▶ [What this task involves]
Write out the entire listing below exactly, with the pictures left out.

###

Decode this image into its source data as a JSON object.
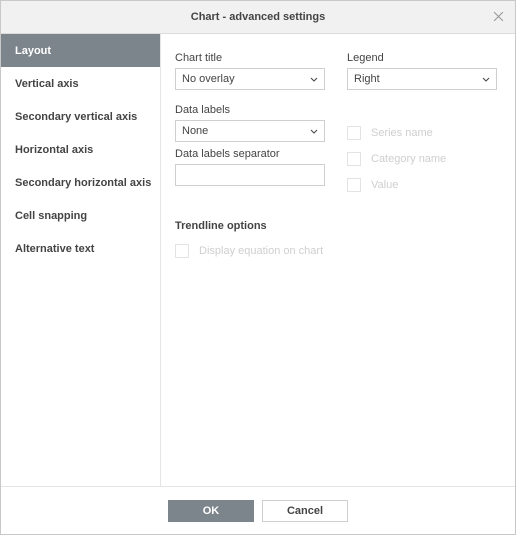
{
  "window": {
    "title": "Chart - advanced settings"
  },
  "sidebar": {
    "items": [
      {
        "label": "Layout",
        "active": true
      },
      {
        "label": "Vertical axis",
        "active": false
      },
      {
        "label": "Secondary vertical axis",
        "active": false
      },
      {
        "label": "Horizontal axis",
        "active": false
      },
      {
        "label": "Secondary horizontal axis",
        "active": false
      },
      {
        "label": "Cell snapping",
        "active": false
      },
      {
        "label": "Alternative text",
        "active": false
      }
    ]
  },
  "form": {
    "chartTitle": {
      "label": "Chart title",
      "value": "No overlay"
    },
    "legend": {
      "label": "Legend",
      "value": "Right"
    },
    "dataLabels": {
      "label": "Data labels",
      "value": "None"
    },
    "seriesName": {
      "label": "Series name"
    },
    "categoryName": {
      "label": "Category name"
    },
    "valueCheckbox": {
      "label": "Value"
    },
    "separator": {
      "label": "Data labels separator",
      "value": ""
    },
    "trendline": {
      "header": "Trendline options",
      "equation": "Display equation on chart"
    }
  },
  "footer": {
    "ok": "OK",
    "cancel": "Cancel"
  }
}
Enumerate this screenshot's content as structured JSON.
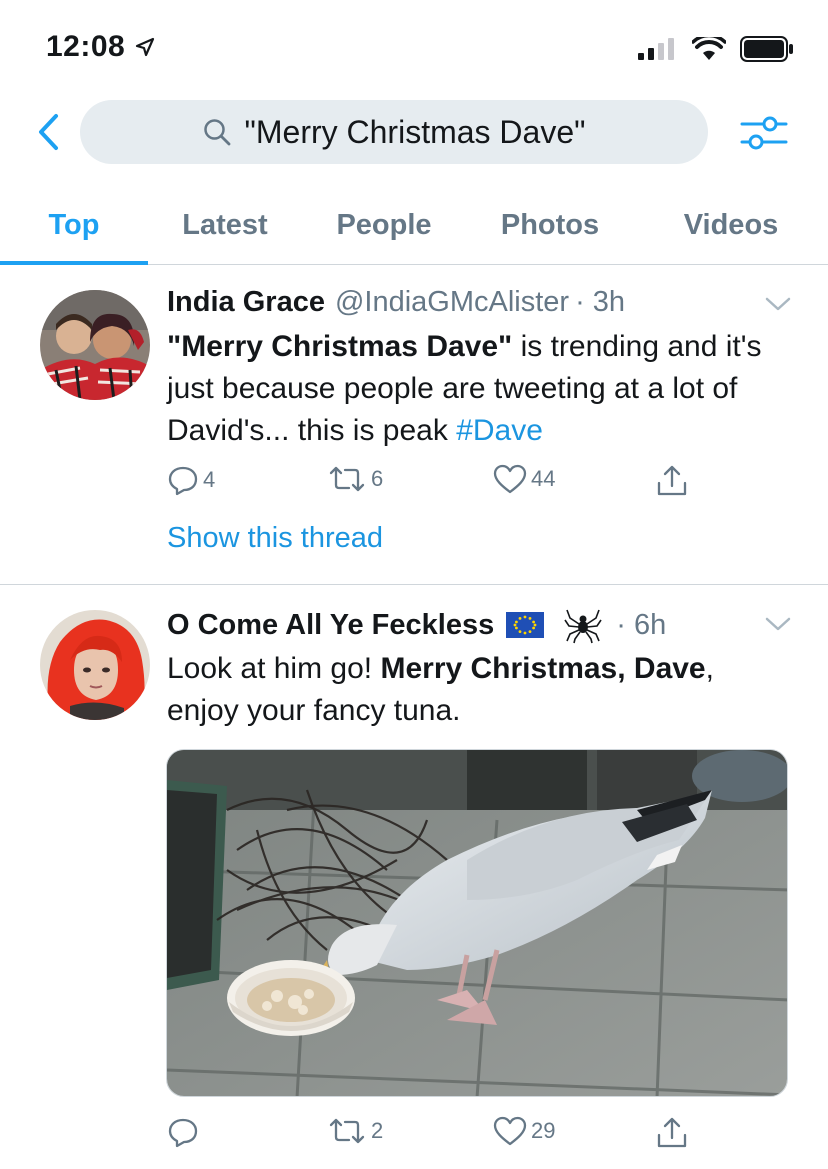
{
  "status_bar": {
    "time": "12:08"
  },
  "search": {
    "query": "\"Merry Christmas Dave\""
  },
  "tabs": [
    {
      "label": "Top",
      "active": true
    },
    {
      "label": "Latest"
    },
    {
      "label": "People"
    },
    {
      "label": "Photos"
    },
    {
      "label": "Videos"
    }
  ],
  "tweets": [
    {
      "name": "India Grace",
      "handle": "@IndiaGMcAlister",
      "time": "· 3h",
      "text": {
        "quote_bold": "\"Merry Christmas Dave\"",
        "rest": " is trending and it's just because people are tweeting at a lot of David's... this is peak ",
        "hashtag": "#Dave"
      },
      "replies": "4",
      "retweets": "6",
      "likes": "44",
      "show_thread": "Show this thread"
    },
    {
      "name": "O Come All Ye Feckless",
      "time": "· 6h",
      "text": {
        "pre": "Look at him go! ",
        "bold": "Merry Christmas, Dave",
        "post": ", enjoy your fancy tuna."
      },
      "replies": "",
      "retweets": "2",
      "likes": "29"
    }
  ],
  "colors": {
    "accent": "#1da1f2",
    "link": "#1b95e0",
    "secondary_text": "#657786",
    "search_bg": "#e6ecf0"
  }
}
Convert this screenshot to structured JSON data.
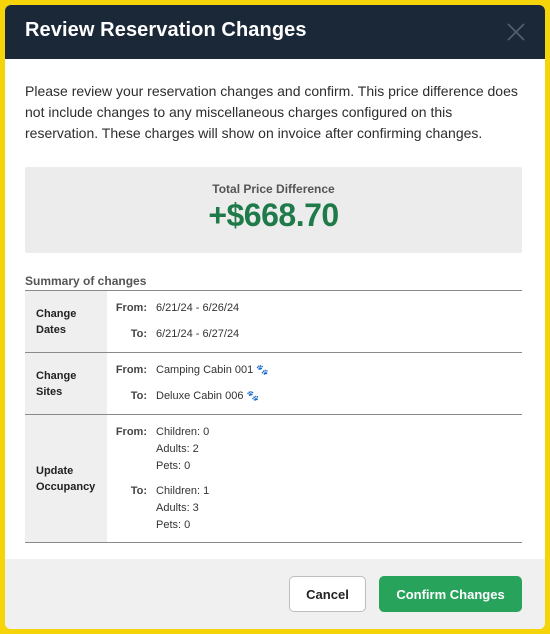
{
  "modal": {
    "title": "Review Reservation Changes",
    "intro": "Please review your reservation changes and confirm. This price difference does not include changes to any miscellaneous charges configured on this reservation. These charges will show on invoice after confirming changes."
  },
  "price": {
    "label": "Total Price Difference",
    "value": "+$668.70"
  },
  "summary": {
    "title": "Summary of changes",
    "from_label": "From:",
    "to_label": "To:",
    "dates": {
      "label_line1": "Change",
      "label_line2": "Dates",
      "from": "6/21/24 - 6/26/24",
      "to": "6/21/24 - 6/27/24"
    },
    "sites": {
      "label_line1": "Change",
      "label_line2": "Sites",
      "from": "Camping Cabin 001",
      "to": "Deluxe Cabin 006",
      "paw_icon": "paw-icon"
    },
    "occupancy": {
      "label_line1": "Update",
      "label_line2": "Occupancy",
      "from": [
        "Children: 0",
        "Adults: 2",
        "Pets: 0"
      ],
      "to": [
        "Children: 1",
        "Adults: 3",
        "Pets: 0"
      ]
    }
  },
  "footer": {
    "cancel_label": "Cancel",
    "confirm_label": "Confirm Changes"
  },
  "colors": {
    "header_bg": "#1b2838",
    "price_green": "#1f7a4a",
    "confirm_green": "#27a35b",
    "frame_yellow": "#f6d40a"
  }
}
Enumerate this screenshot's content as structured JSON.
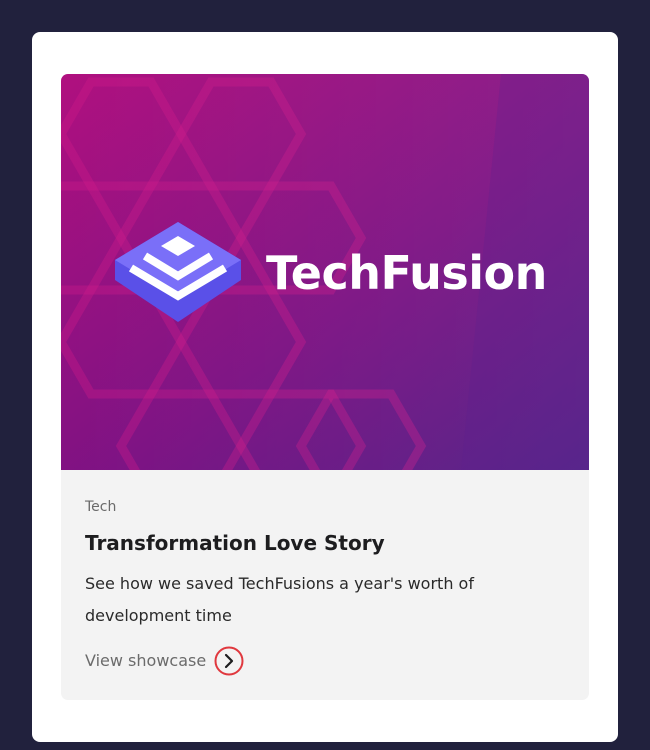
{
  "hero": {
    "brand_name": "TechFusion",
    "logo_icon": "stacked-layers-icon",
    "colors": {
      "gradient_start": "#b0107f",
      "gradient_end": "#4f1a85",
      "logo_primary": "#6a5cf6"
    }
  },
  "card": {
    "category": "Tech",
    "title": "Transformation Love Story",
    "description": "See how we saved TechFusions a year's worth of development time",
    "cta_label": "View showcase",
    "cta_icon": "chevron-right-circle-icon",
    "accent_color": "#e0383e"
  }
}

###

▶ [Written reply]
Decode this image into its source data as a JSON object.
{
  "window": {
    "title": "Chart - advanced settings"
  },
  "sidebar": {
    "items": [
      {
        "label": "Layout",
        "active": true
      },
      {
        "label": "Vertical axis",
        "active": false
      },
      {
        "label": "Secondary vertical axis",
        "active": false
      },
      {
        "label": "Horizontal axis",
        "active": false
      },
      {
        "label": "Secondary horizontal axis",
        "active": false
      },
      {
        "label": "Cell snapping",
        "active": false
      },
      {
        "label": "Alternative text",
        "active": false
      }
    ]
  },
  "form": {
    "chartTitle": {
      "label": "Chart title",
      "value": "No overlay"
    },
    "legend": {
      "label": "Legend",
      "value": "Right"
    },
    "dataLabels": {
      "label": "Data labels",
      "value": "None"
    },
    "seriesName": {
      "label": "Series name"
    },
    "categoryName": {
      "label": "Category name"
    },
    "valueCheckbox": {
      "label": "Value"
    },
    "separator": {
      "label": "Data labels separator",
      "value": ""
    },
    "trendline": {
      "header": "Trendline options",
      "equation": "Display equation on chart"
    }
  },
  "footer": {
    "ok": "OK",
    "cancel": "Cancel"
  }
}
Enumerate this screenshot's content as structured JSON.
{
  "status_bar": {
    "time": "12:08"
  },
  "search": {
    "query": "\"Merry Christmas Dave\""
  },
  "tabs": [
    {
      "label": "Top",
      "active": true
    },
    {
      "label": "Latest"
    },
    {
      "label": "People"
    },
    {
      "label": "Photos"
    },
    {
      "label": "Videos"
    }
  ],
  "tweets": [
    {
      "name": "India Grace",
      "handle": "@IndiaGMcAlister",
      "time": "· 3h",
      "text": {
        "quote_bold": "\"Merry Christmas Dave\"",
        "rest": " is trending and it's just because people are tweeting at a lot of David's... this is peak ",
        "hashtag": "#Dave"
      },
      "replies": "4",
      "retweets": "6",
      "likes": "44",
      "show_thread": "Show this thread"
    },
    {
      "name": "O Come All Ye Feckless",
      "time": "· 6h",
      "text": {
        "pre": "Look at him go! ",
        "bold": "Merry Christmas, Dave",
        "post": ", enjoy your fancy tuna."
      },
      "replies": "",
      "retweets": "2",
      "likes": "29"
    }
  ],
  "colors": {
    "accent": "#1da1f2",
    "link": "#1b95e0",
    "secondary_text": "#657786",
    "search_bg": "#e6ecf0"
  }
}
Convert this screenshot to structured JSON data.
{
  "modal": {
    "title": "Review Reservation Changes",
    "intro": "Please review your reservation changes and confirm. This price difference does not include changes to any miscellaneous charges configured on this reservation. These charges will show on invoice after confirming changes."
  },
  "price": {
    "label": "Total Price Difference",
    "value": "+$668.70"
  },
  "summary": {
    "title": "Summary of changes",
    "from_label": "From:",
    "to_label": "To:",
    "dates": {
      "label_line1": "Change",
      "label_line2": "Dates",
      "from": "6/21/24 - 6/26/24",
      "to": "6/21/24 - 6/27/24"
    },
    "sites": {
      "label_line1": "Change",
      "label_line2": "Sites",
      "from": "Camping Cabin 001",
      "to": "Deluxe Cabin 006",
      "paw_icon": "paw-icon"
    },
    "occupancy": {
      "label_line1": "Update",
      "label_line2": "Occupancy",
      "from": [
        "Children: 0",
        "Adults: 2",
        "Pets: 0"
      ],
      "to": [
        "Children: 1",
        "Adults: 3",
        "Pets: 0"
      ]
    }
  },
  "footer": {
    "cancel_label": "Cancel",
    "confirm_label": "Confirm Changes"
  },
  "colors": {
    "header_bg": "#1b2838",
    "price_green": "#1f7a4a",
    "confirm_green": "#27a35b",
    "frame_yellow": "#f6d40a"
  }
}
Enumerate this screenshot's content as structured JSON.
{
  "hero": {
    "brand_name": "TechFusion",
    "logo_icon": "stacked-layers-icon",
    "colors": {
      "gradient_start": "#b0107f",
      "gradient_end": "#4f1a85",
      "logo_primary": "#6a5cf6"
    }
  },
  "card": {
    "category": "Tech",
    "title": "Transformation Love Story",
    "description": "See how we saved TechFusions a year's worth of development time",
    "cta_label": "View showcase",
    "cta_icon": "chevron-right-circle-icon",
    "accent_color": "#e0383e"
  }
}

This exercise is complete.